* Record list *
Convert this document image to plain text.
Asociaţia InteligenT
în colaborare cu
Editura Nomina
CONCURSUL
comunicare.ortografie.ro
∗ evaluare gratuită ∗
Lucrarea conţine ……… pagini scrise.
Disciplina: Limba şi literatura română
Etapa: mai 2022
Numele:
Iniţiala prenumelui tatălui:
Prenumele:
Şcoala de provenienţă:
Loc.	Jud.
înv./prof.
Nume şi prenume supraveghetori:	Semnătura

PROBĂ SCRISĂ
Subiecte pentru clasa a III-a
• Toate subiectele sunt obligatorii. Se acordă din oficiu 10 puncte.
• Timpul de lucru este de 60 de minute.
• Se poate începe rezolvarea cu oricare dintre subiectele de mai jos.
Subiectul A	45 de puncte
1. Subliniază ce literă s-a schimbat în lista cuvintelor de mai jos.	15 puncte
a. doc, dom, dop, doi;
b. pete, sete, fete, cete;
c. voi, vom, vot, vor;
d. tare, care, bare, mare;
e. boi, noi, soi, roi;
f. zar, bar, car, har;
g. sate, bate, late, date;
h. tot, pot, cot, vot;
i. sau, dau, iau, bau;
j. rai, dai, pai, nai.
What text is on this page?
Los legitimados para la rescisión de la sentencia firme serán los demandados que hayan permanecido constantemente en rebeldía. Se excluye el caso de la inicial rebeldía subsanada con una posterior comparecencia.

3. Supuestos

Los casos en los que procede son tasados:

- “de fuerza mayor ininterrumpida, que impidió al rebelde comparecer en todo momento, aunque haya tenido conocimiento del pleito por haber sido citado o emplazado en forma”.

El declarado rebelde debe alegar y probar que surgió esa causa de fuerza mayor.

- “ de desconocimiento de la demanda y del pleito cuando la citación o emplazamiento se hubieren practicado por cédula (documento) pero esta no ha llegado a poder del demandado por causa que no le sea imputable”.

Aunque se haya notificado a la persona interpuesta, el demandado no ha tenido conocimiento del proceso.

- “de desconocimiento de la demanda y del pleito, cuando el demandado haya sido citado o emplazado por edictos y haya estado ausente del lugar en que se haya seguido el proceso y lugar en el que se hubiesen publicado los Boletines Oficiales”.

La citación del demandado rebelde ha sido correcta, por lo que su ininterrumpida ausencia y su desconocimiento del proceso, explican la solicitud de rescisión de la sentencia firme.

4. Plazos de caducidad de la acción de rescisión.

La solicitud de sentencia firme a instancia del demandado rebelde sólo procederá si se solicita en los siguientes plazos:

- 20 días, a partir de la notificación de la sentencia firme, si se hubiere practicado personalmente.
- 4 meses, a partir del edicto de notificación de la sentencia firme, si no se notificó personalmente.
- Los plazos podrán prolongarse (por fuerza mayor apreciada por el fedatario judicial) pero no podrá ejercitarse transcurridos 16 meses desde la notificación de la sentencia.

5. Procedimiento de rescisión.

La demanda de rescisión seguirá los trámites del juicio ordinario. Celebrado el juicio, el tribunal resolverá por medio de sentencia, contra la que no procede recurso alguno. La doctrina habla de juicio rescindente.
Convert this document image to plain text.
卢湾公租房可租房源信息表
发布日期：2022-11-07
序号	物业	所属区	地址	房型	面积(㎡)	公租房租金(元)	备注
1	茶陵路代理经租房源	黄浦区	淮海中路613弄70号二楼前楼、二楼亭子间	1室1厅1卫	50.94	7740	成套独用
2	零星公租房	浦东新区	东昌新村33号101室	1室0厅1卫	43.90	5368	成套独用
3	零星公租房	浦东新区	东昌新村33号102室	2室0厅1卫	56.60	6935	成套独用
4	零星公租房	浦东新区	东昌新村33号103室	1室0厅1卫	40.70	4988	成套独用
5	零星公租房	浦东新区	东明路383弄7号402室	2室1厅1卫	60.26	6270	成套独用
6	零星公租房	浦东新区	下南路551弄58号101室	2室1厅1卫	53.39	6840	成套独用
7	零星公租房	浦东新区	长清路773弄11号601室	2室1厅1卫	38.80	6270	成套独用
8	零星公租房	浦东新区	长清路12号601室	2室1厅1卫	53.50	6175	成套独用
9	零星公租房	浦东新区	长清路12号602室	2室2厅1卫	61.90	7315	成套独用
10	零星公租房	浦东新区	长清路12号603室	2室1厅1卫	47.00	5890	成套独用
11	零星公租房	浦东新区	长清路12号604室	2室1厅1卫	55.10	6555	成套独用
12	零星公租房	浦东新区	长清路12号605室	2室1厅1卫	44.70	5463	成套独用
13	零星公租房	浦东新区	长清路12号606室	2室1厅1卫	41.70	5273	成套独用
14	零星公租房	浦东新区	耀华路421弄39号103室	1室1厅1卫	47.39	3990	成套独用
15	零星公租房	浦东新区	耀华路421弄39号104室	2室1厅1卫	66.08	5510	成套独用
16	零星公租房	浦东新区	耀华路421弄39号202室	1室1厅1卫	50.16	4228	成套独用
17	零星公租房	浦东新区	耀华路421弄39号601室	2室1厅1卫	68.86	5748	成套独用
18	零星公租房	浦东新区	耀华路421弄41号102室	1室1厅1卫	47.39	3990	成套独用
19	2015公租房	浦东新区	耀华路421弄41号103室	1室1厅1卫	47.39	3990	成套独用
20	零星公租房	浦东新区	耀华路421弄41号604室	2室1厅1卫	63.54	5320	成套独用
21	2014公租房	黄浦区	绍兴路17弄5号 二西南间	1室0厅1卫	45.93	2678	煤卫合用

* Directive *
Return every line containing "tenido".

* Exercise response *
- “de fuerza mayor ininterrumpida, que impidió al rebelde comparecer en todo momento, aunque haya tenido conocimiento del pleito por haber sido citado o emplazado en forma”.
Aunque se haya notificado a la persona interpuesta, el demandado no ha tenido conocimiento del proceso.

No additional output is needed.